WORK TO DO
Give back the records below exactly, every one, with no pictures.

RECORD EXTRACTS

┌──

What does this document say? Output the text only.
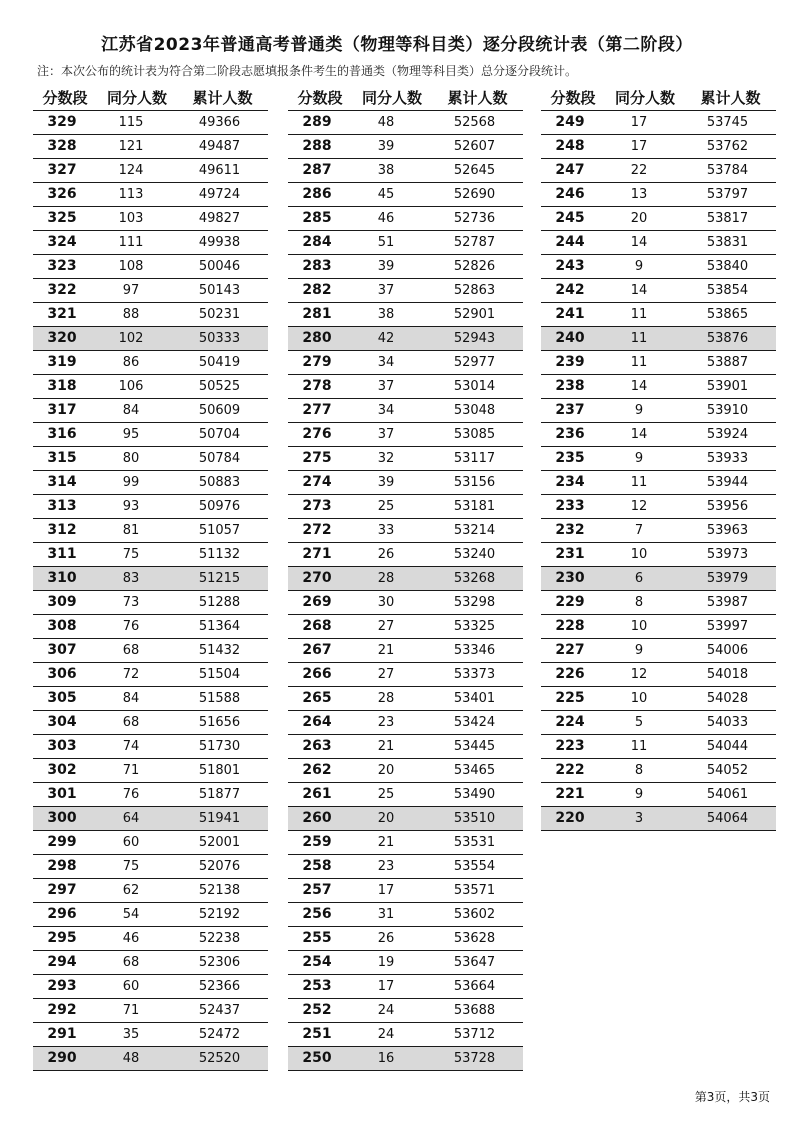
江苏省2023年普通高考普通类（物理等科目类）逐分段统计表（第二阶段）
注：本次公布的统计表为符合第二阶段志愿填报条件考生的普通类（物理等科目类）总分逐分段统计。
分数段	同分人数	累计人数
329	115	49366
328	121	49487
327	124	49611
326	113	49724
325	103	49827
324	111	49938
323	108	50046
322	97	50143
321	88	50231
320	102	50333
319	86	50419
318	106	50525
317	84	50609
316	95	50704
315	80	50784
314	99	50883
313	93	50976
312	81	51057
311	75	51132
310	83	51215
309	73	51288
308	76	51364
307	68	51432
306	72	51504
305	84	51588
304	68	51656
303	74	51730
302	71	51801
301	76	51877
300	64	51941
299	60	52001
298	75	52076
297	62	52138
296	54	52192
295	46	52238
294	68	52306
293	60	52366
292	71	52437
291	35	52472
290	48	52520
分数段	同分人数	累计人数
289	48	52568
288	39	52607
287	38	52645
286	45	52690
285	46	52736
284	51	52787
283	39	52826
282	37	52863
281	38	52901
280	42	52943
279	34	52977
278	37	53014
277	34	53048
276	37	53085
275	32	53117
274	39	53156
273	25	53181
272	33	53214
271	26	53240
270	28	53268
269	30	53298
268	27	53325
267	21	53346
266	27	53373
265	28	53401
264	23	53424
263	21	53445
262	20	53465
261	25	53490
260	20	53510
259	21	53531
258	23	53554
257	17	53571
256	31	53602
255	26	53628
254	19	53647
253	17	53664
252	24	53688
251	24	53712
250	16	53728
分数段	同分人数	累计人数
249	17	53745
248	17	53762
247	22	53784
246	13	53797
245	20	53817
244	14	53831
243	9	53840
242	14	53854
241	11	53865
240	11	53876
239	11	53887
238	14	53901
237	9	53910
236	14	53924
235	9	53933
234	11	53944
233	12	53956
232	7	53963
231	10	53973
230	6	53979
229	8	53987
228	10	53997
227	9	54006
226	12	54018
225	10	54028
224	5	54033
223	11	54044
222	8	54052
221	9	54061
220	3	54064
第3页，共3页
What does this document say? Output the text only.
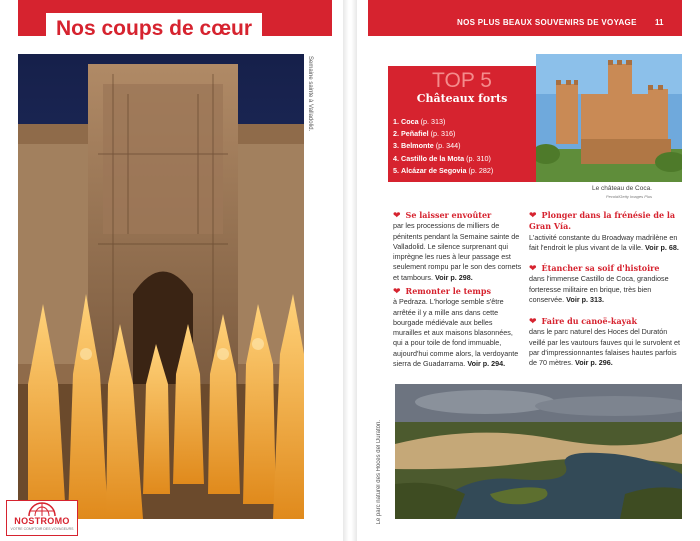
Nos coups de cœur
Semaine sainte à Valladolid.
NOSTROMO
VOTRE COMPTOIR DES VOYAGEURS
NOS PLUS BEAUX SOUVENIRS DE VOYAGE 11
TOP 5
Châteaux forts
1. Coca (p. 313)
2. Peñafiel (p. 316)
3. Belmonte (p. 344)
4. Castillo de la Mota (p. 310)
5. Alcázar de Segovia (p. 282)
Le château de Coca.
Pecold/Getty Images Plus
❤ Se laisser envoûter
par les processions de milliers de pénitents pendant la Semaine sainte de Valladolid. Le silence surprenant qui imprègne les rues à leur passage est seulement rompu par le son des cornets et tambours. Voir p. 298.
❤ Remonter le temps
à Pedraza. L'horloge semble s'être arrêtée il y a mille ans dans cette bourgade médiévale aux belles murailles et aux maisons blasonnées, qui a pour toile de fond immuable, aujourd'hui comme alors, la verdoyante sierra de Guadarrama. Voir p. 294.
❤ Plonger dans la frénésie de la Gran Vía.
L'activité constante du Broadway madrilène en fait l'endroit le plus vivant de la ville. Voir p. 68.
❤ Étancher sa soif d'histoire
dans l'immense Castillo de Coca, grandiose forteresse militaire en brique, très bien conservée. Voir p. 313.
❤ Faire du canoë-kayak
dans le parc naturel des Hoces del Duratón veillé par les vautours fauves qui le survolent et par d'impressionnantes falaises hautes parfois de 70 mètres. Voir p. 296.
Le parc naturel des Hoces del Duratón.
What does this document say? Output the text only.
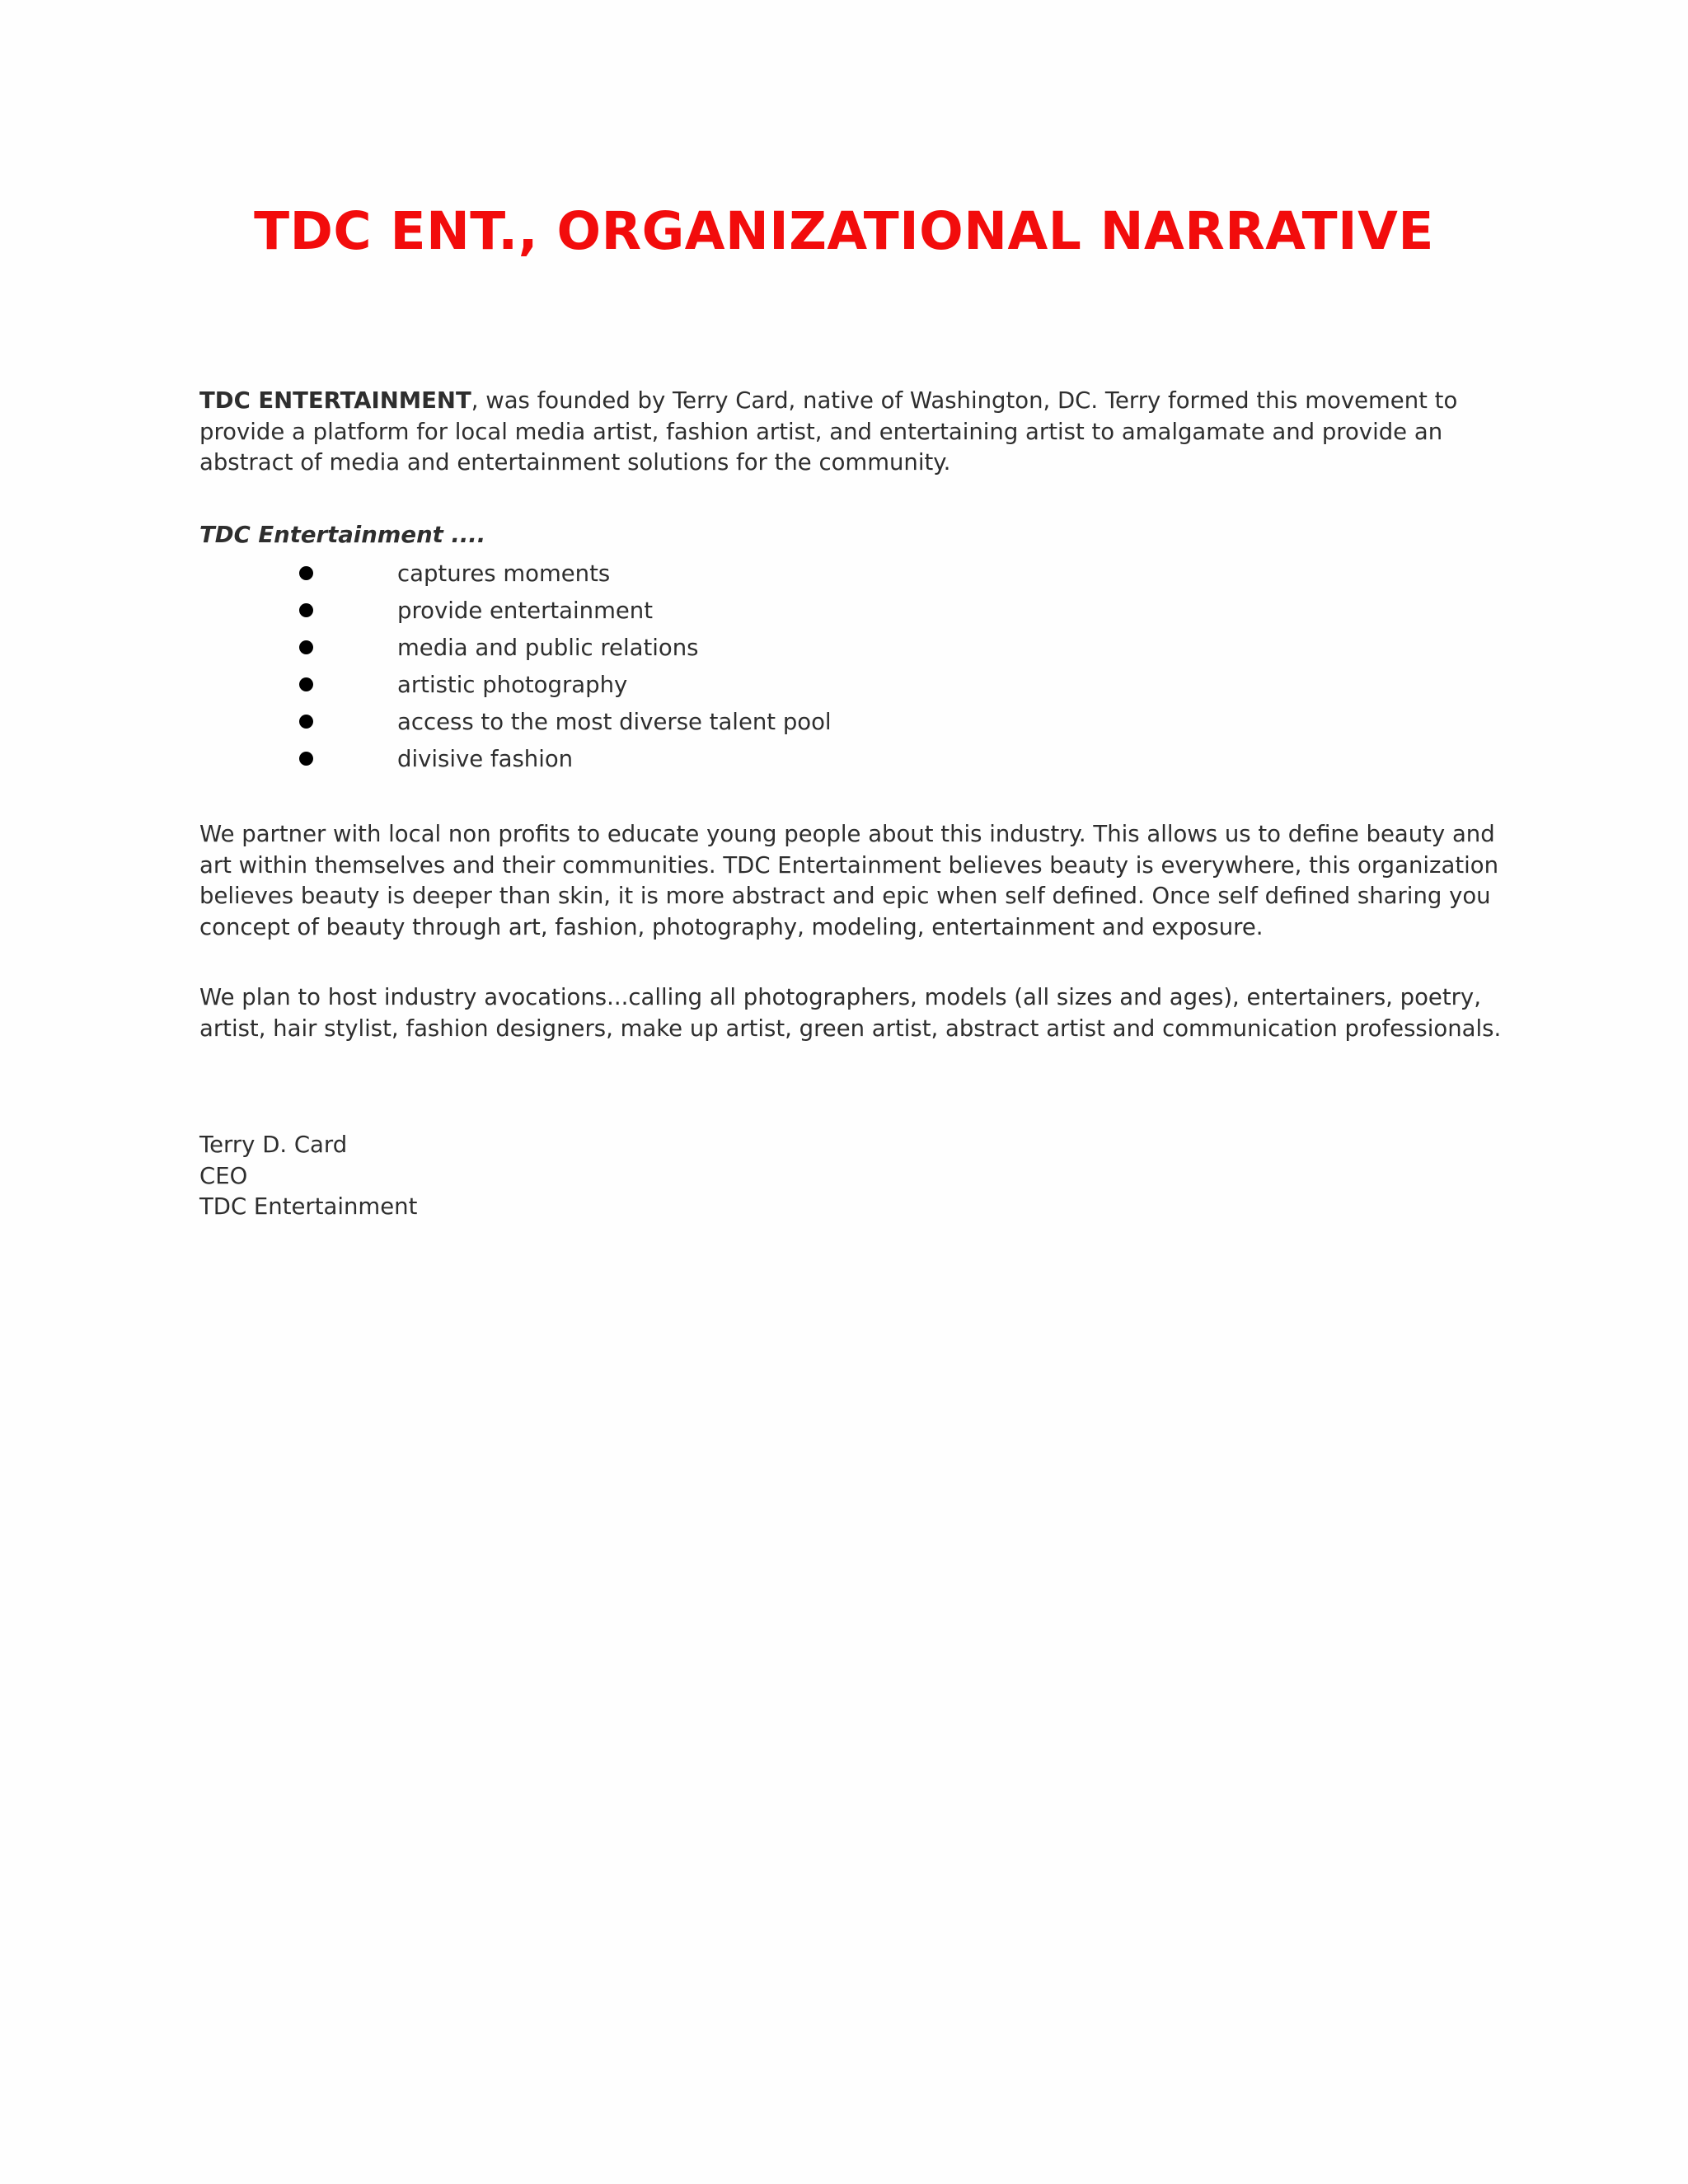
TDC ENT., ORGANIZATIONAL NARRATIVE

TDC ENTERTAINMENT, was founded by Terry Card, native of Washington, DC. Terry formed this movement to provide a platform for local media artist, fashion artist, and entertaining artist to amalgamate and provide an abstract of media and entertainment solutions for the community.

TDC Entertainment ....

captures moments
provide entertainment
media and public relations
artistic photography
access to the most diverse talent pool
divisive fashion

We partner with local non profits to educate young people about this industry. This allows us to define beauty and art within themselves and their communities. TDC Entertainment believes beauty is everywhere, this organization believes beauty is deeper than skin, it is more abstract and epic when self defined. Once self defined sharing you concept of beauty through art, fashion, photography, modeling, entertainment and exposure.

We plan to host industry avocations...calling all photographers, models (all sizes and ages), entertainers, poetry, artist, hair stylist, fashion designers, make up artist, green artist, abstract artist and communication professionals.

Terry D. Card
CEO
TDC Entertainment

└──

RIGHT ANSWER
What does this document say? Output the text only.
江苏省2023年普通高考普通类（物理等科目类）逐分段统计表（第二阶段）
注：本次公布的统计表为符合第二阶段志愿填报条件考生的普通类（物理等科目类）总分逐分段统计。
分数段	同分人数	累计人数
329	115	49366
328	121	49487
327	124	49611
326	113	49724
325	103	49827
324	111	49938
323	108	50046
322	97	50143
321	88	50231
320	102	50333
319	86	50419
318	106	50525
317	84	50609
316	95	50704
315	80	50784
314	99	50883
313	93	50976
312	81	51057
311	75	51132
310	83	51215
309	73	51288
308	76	51364
307	68	51432
306	72	51504
305	84	51588
304	68	51656
303	74	51730
302	71	51801
301	76	51877
300	64	51941
299	60	52001
298	75	52076
297	62	52138
296	54	52192
295	46	52238
294	68	52306
293	60	52366
292	71	52437
291	35	52472
290	48	52520
分数段	同分人数	累计人数
289	48	52568
288	39	52607
287	38	52645
286	45	52690
285	46	52736
284	51	52787
283	39	52826
282	37	52863
281	38	52901
280	42	52943
279	34	52977
278	37	53014
277	34	53048
276	37	53085
275	32	53117
274	39	53156
273	25	53181
272	33	53214
271	26	53240
270	28	53268
269	30	53298
268	27	53325
267	21	53346
266	27	53373
265	28	53401
264	23	53424
263	21	53445
262	20	53465
261	25	53490
260	20	53510
259	21	53531
258	23	53554
257	17	53571
256	31	53602
255	26	53628
254	19	53647
253	17	53664
252	24	53688
251	24	53712
250	16	53728
分数段	同分人数	累计人数
249	17	53745
248	17	53762
247	22	53784
246	13	53797
245	20	53817
244	14	53831
243	9	53840
242	14	53854
241	11	53865
240	11	53876
239	11	53887
238	14	53901
237	9	53910
236	14	53924
235	9	53933
234	11	53944
233	12	53956
232	7	53963
231	10	53973
230	6	53979
229	8	53987
228	10	53997
227	9	54006
226	12	54018
225	10	54028
224	5	54033
223	11	54044
222	8	54052
221	9	54061
220	3	54064
第3页，共3页
What does this document say? Output the text only.
Nos coups de cœur
Semaine sainte à Valladolid.
NOSTROMO
VOTRE COMPTOIR DES VOYAGEURS
NOS PLUS BEAUX SOUVENIRS DE VOYAGE 11
TOP 5
Châteaux forts
1. Coca (p. 313)
2. Peñafiel (p. 316)
3. Belmonte (p. 344)
4. Castillo de la Mota (p. 310)
5. Alcázar de Segovia (p. 282)
Le château de Coca.
Pecold/Getty Images Plus
❤ Se laisser envoûter
par les processions de milliers de pénitents pendant la Semaine sainte de Valladolid. Le silence surprenant qui imprègne les rues à leur passage est seulement rompu par le son des cornets et tambours. Voir p. 298.
❤ Remonter le temps
à Pedraza. L'horloge semble s'être arrêtée il y a mille ans dans cette bourgade médiévale aux belles murailles et aux maisons blasonnées, qui a pour toile de fond immuable, aujourd'hui comme alors, la verdoyante sierra de Guadarrama. Voir p. 294.
❤ Plonger dans la frénésie de la Gran Vía.
L'activité constante du Broadway madrilène en fait l'endroit le plus vivant de la ville. Voir p. 68.
❤ Étancher sa soif d'histoire
dans l'immense Castillo de Coca, grandiose forteresse militaire en brique, très bien conservée. Voir p. 313.
❤ Faire du canoë-kayak
dans le parc naturel des Hoces del Duratón veillé par les vautours fauves qui le survolent et par d'impressionnantes falaises hautes parfois de 70 mètres. Voir p. 296.
Le parc naturel des Hoces del Duratón.
What does this document say? Output the text only.
TDC ENT., ORGANIZATIONAL NARRATIVE

TDC ENTERTAINMENT, was founded by Terry Card, native of Washington, DC. Terry formed this movement to provide a platform for local media artist, fashion artist, and entertaining artist to amalgamate and provide an abstract of media and entertainment solutions for the community.

TDC Entertainment ....

captures moments
provide entertainment
media and public relations
artistic photography
access to the most diverse talent pool
divisive fashion

We partner with local non profits to educate young people about this industry. This allows us to define beauty and art within themselves and their communities. TDC Entertainment believes beauty is everywhere, this organization believes beauty is deeper than skin, it is more abstract and epic when self defined. Once self defined sharing you concept of beauty through art, fashion, photography, modeling, entertainment and exposure.

We plan to host industry avocations...calling all photographers, models (all sizes and ages), entertainers, poetry, artist, hair stylist, fashion designers, make up artist, green artist, abstract artist and communication professionals.

Terry D. Card
CEO
TDC Entertainment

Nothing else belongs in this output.